> [DO THIS] Locate and copy all lines bearing the word "Sound".

=== SUPPLIED RECORDS ===

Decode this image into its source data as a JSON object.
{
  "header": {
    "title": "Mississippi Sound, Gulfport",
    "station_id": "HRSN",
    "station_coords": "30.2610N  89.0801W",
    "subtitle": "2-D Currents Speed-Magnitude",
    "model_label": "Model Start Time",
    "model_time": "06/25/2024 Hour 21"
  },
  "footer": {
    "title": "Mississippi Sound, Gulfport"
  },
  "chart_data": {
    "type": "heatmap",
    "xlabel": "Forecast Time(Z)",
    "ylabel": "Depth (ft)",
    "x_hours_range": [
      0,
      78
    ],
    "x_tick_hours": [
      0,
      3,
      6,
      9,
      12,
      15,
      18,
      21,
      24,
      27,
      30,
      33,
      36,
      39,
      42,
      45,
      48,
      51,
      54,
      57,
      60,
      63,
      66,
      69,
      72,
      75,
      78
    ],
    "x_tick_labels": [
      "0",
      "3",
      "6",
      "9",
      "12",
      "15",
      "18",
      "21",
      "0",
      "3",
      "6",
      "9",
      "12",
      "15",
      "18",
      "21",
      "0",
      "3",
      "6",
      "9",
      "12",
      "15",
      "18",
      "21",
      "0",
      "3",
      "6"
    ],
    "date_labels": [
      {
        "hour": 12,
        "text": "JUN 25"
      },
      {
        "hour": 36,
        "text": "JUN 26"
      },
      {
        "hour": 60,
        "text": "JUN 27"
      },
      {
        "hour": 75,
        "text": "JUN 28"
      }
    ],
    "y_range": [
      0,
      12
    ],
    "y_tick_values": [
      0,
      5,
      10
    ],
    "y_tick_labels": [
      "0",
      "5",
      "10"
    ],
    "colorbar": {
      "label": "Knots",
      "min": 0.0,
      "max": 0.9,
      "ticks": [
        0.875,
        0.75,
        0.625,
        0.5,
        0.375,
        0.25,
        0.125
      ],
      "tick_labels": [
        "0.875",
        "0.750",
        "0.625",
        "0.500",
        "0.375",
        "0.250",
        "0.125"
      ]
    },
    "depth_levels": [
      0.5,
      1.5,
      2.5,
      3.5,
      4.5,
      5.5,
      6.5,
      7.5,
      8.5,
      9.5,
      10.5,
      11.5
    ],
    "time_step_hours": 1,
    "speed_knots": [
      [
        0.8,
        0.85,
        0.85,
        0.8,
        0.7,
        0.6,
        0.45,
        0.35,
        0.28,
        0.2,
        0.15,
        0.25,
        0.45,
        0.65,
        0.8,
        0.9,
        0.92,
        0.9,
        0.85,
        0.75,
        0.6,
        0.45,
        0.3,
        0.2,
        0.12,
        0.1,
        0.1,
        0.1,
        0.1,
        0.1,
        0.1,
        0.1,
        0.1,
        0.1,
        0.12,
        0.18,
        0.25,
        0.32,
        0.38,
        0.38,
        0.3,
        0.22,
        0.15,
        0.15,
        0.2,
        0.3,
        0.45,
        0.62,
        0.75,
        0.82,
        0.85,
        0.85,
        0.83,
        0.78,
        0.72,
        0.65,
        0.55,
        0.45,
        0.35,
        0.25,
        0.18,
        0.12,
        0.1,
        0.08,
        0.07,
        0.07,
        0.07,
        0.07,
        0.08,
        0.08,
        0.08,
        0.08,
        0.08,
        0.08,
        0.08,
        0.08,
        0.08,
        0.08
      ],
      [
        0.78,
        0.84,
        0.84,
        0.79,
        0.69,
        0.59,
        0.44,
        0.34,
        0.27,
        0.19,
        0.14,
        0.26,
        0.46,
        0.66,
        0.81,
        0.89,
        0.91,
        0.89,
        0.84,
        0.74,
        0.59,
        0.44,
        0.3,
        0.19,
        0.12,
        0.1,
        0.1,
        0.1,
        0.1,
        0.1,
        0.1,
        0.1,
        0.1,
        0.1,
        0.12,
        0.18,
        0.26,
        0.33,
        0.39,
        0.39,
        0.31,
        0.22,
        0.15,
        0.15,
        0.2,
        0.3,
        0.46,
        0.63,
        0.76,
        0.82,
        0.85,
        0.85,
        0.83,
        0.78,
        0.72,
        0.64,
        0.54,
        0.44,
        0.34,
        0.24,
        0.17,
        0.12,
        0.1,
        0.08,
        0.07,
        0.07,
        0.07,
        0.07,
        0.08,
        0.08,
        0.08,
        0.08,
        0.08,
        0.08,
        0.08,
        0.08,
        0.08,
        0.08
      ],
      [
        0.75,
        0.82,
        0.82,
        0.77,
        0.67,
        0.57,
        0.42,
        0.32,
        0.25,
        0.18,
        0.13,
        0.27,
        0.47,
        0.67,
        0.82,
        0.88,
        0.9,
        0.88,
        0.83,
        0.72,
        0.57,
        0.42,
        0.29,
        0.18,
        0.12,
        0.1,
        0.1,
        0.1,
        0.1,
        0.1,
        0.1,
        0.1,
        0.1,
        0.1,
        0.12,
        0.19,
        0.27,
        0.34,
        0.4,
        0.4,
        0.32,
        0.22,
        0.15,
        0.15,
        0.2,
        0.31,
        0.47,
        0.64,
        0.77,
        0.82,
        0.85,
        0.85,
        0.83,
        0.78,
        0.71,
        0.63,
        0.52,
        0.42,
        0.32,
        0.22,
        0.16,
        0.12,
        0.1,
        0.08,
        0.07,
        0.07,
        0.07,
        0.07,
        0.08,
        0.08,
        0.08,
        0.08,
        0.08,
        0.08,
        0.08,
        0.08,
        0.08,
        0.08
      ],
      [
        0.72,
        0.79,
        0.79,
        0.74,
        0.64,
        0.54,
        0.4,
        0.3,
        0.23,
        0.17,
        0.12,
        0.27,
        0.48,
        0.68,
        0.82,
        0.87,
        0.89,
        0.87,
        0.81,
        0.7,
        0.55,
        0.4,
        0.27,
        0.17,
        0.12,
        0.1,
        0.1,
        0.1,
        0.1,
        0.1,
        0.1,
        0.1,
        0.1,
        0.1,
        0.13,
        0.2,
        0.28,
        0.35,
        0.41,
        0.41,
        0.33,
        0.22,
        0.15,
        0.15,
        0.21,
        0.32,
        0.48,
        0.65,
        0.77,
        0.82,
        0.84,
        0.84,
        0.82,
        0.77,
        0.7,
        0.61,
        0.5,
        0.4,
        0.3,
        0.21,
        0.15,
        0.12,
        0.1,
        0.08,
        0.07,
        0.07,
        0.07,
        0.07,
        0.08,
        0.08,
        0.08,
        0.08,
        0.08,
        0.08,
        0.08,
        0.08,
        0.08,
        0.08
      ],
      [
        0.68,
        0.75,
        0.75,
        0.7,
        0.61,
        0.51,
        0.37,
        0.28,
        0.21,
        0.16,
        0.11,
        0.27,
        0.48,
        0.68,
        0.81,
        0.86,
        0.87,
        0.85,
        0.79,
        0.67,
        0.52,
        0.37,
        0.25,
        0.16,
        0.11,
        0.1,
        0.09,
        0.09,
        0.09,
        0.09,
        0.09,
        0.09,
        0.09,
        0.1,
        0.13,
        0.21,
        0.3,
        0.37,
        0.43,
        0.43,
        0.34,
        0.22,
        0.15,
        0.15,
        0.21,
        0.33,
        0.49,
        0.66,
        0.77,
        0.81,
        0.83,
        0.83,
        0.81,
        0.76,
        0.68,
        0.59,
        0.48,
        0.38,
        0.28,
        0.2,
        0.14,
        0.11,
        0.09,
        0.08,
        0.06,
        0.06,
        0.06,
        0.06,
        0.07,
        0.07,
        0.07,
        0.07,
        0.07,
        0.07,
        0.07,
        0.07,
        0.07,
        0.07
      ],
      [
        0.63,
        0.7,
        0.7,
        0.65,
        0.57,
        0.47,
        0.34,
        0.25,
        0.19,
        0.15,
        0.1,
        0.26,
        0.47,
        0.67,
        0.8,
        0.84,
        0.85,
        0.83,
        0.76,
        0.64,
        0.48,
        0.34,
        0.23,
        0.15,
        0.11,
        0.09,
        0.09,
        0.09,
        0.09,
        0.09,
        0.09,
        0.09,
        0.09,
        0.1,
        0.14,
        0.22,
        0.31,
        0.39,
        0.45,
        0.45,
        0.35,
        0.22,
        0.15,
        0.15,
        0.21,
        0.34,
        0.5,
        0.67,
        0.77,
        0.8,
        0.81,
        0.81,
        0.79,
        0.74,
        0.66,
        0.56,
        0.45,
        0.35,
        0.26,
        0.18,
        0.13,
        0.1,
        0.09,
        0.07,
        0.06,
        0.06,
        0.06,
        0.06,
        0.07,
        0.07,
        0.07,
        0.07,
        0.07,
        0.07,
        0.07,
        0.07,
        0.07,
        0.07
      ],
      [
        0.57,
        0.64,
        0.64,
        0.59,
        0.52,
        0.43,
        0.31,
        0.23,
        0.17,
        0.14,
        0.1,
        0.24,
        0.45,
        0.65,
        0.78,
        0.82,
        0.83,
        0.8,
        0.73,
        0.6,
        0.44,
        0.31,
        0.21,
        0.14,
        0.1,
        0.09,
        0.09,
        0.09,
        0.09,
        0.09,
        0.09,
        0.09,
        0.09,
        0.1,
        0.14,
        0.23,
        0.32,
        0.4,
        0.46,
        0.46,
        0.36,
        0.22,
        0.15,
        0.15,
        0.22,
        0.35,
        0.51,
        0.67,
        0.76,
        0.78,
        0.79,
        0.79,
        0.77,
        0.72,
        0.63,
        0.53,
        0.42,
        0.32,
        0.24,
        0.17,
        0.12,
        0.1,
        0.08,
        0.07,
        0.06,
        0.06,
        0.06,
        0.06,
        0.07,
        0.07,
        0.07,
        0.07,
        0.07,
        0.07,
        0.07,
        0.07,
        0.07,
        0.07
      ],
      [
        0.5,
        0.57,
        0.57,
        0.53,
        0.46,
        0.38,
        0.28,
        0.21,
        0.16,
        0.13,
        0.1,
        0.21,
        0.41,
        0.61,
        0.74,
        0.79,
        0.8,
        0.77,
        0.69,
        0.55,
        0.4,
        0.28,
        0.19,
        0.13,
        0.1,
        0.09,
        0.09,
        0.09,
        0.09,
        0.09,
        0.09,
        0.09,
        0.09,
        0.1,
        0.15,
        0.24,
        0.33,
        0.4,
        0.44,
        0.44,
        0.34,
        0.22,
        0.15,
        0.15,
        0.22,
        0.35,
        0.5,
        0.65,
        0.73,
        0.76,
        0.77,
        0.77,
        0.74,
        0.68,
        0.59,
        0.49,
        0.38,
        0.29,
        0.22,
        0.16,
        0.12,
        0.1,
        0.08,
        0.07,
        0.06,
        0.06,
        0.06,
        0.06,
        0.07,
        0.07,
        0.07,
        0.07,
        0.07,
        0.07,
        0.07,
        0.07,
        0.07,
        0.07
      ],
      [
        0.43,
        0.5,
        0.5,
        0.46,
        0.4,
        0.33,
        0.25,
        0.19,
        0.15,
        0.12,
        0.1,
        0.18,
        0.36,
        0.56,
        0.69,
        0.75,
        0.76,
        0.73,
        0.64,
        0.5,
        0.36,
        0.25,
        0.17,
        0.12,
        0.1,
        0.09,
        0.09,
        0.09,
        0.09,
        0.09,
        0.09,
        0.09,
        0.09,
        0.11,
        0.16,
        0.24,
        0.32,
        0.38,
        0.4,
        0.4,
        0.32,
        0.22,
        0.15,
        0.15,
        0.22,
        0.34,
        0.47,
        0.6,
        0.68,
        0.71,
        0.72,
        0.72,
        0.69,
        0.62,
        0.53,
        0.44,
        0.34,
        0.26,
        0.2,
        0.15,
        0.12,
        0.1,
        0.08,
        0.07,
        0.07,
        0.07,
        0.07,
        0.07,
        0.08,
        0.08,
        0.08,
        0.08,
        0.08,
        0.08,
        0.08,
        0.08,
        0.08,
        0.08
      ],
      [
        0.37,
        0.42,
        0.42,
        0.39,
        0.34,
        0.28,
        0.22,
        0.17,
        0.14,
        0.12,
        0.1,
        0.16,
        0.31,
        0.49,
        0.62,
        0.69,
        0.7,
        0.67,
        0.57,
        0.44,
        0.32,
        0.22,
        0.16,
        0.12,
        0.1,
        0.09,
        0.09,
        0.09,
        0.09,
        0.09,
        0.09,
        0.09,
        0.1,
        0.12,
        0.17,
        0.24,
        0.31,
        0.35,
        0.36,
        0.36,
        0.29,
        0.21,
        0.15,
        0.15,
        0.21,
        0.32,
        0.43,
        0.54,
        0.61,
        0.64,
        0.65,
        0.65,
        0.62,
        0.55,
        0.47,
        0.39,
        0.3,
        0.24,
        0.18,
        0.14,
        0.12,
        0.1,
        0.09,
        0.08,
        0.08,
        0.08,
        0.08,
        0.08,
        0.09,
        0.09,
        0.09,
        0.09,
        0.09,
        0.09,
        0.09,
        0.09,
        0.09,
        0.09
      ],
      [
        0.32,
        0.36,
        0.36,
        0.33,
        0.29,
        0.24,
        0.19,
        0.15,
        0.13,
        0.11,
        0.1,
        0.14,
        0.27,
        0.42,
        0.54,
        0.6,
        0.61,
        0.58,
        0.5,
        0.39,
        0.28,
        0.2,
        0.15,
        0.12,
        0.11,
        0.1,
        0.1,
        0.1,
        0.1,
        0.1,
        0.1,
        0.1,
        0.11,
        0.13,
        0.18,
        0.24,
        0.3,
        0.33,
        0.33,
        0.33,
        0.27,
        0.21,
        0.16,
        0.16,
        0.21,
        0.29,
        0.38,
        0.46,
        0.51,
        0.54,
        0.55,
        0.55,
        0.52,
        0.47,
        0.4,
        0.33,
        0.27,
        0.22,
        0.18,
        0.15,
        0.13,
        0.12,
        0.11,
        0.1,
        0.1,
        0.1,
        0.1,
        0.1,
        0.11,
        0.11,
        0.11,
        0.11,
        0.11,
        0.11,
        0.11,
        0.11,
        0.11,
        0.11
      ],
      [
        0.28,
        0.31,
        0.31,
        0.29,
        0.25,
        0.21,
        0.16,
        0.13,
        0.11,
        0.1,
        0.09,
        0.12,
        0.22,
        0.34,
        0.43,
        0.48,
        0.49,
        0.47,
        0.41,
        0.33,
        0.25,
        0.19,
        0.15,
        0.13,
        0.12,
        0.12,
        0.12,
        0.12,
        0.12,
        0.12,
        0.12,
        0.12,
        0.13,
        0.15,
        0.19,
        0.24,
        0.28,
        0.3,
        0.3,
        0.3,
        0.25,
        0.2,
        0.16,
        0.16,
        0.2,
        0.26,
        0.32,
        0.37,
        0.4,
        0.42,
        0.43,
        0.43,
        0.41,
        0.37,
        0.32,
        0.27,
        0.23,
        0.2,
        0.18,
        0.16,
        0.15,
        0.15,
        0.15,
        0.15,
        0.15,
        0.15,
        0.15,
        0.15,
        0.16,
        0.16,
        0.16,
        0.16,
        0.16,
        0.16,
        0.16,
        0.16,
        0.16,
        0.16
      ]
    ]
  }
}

===

> [SOLUTION FOR THIS TASK]
    "title": "Mississippi Sound, Gulfport",
    "title": "Mississippi Sound, Gulfport"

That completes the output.